Written instruction
All the data should be repeated exactly. Any image in it is left out.
## Begin
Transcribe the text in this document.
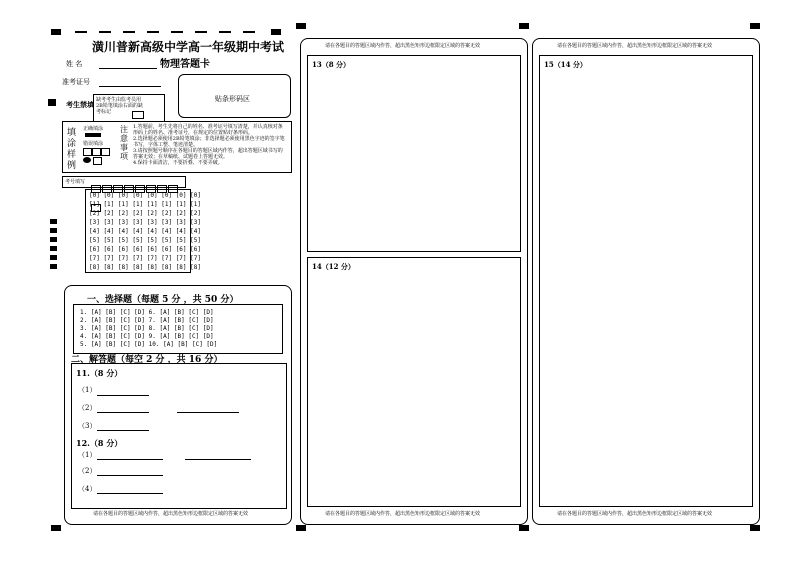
潢川普新高级中学高一年级期中考试
物理答题卡
姓 名
准考证号
考生禁填 缺考考生由监考员用2B铅笔填涂右面的缺考标记
贴条形码区
填涂样例
正确填涂
错误填涂
注意事项
1.答题前，考生先将自己的姓名、准考证号填写清楚，并认真核对条形码上的姓名、准考证号，在规定的位置贴好条形码。
2.选择题必须使用2B铅笔填涂；非选择题必须使用黑色字迹的签字笔书写，字体工整、笔迹清楚。
3.请按照题号顺序在各题目的答题区域内作答，超出答题区域书写的答案无效；在草稿纸、试题卷上答题无效。
4.保持卡面清洁，不要折叠、不要弄破。
考号填写
[0] [0] [0] [0] [0] [0] [0] [0]
[1] [1] [1] [1] [1] [1] [1] [1]
[2] [2] [2] [2] [2] [2] [2] [2]
[3] [3] [3] [3] [3] [3] [3] [3]
[4] [4] [4] [4] [4] [4] [4] [4]
[5] [5] [5] [5] [5] [5] [5] [5]
[6] [6] [6] [6] [6] [6] [6] [6]
[7] [7] [7] [7] [7] [7] [7] [7]
[8] [8] [8] [8] [8] [8] [8] [8]
一、选择题（每题 5 分 ，共 50 分）
1. [A] [B] [C] [D] 6. [A] [B] [C] [D]
2. [A] [B] [C] [D] 7. [A] [B] [C] [D]
3. [A] [B] [C] [D] 8. [A] [B] [C] [D]
4. [A] [B] [C] [D] 9. [A] [B] [C] [D]
5. [A] [B] [C] [D] 10. [A] [B] [C] [D]
二、解答题（每空 2 分 ，共 16 分）
11.（8 分）
（1）
（2）
（3）
12.（8 分）
（1）
（2）
（4）
请在各题目的答题区域内作答，超出黑色矩形边框限定区域的答案无效
请在各题目的答题区域内作答，超出黑色矩形边框限定区域的答案无效
13（8 分）
14（12 分）
请在各题目的答题区域内作答，超出黑色矩形边框限定区域的答案无效
请在各题目的答题区域内作答，超出黑色矩形边框限定区域的答案无效
15（14 分）
请在各题目的答题区域内作答，超出黑色矩形边框限定区域的答案无效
## End
Reply to the exercise
Transcribe the text in this document.
潢川普新高级中学高一年级期中考试
物理答题卡
姓 名
准考证号
考生禁填 缺考考生由监考员用2B铅笔填涂右面的缺考标记
贴条形码区
填涂样例
正确填涂
错误填涂
注意事项
1.答题前，考生先将自己的姓名、准考证号填写清楚，并认真核对条形码上的姓名、准考证号，在规定的位置贴好条形码。
2.选择题必须使用2B铅笔填涂；非选择题必须使用黑色字迹的签字笔书写，字体工整、笔迹清楚。
3.请按照题号顺序在各题目的答题区域内作答，超出答题区域书写的答案无效；在草稿纸、试题卷上答题无效。
4.保持卡面清洁，不要折叠、不要弄破。
考号填写
[0] [0] [0] [0] [0] [0] [0] [0]
[1] [1] [1] [1] [1] [1] [1] [1]
[2] [2] [2] [2] [2] [2] [2] [2]
[3] [3] [3] [3] [3] [3] [3] [3]
[4] [4] [4] [4] [4] [4] [4] [4]
[5] [5] [5] [5] [5] [5] [5] [5]
[6] [6] [6] [6] [6] [6] [6] [6]
[7] [7] [7] [7] [7] [7] [7] [7]
[8] [8] [8] [8] [8] [8] [8] [8]
一、选择题（每题 5 分 ，共 50 分）
1. [A] [B] [C] [D] 6. [A] [B] [C] [D]
2. [A] [B] [C] [D] 7. [A] [B] [C] [D]
3. [A] [B] [C] [D] 8. [A] [B] [C] [D]
4. [A] [B] [C] [D] 9. [A] [B] [C] [D]
5. [A] [B] [C] [D] 10. [A] [B] [C] [D]
二、解答题（每空 2 分 ，共 16 分）
11.（8 分）
（1）
（2）
（3）
12.（8 分）
（1）
（2）
（4）
请在各题目的答题区域内作答，超出黑色矩形边框限定区域的答案无效
请在各题目的答题区域内作答，超出黑色矩形边框限定区域的答案无效
13（8 分）
14（12 分）
请在各题目的答题区域内作答，超出黑色矩形边框限定区域的答案无效
请在各题目的答题区域内作答，超出黑色矩形边框限定区域的答案无效
15（14 分）
请在各题目的答题区域内作答，超出黑色矩形边框限定区域的答案无效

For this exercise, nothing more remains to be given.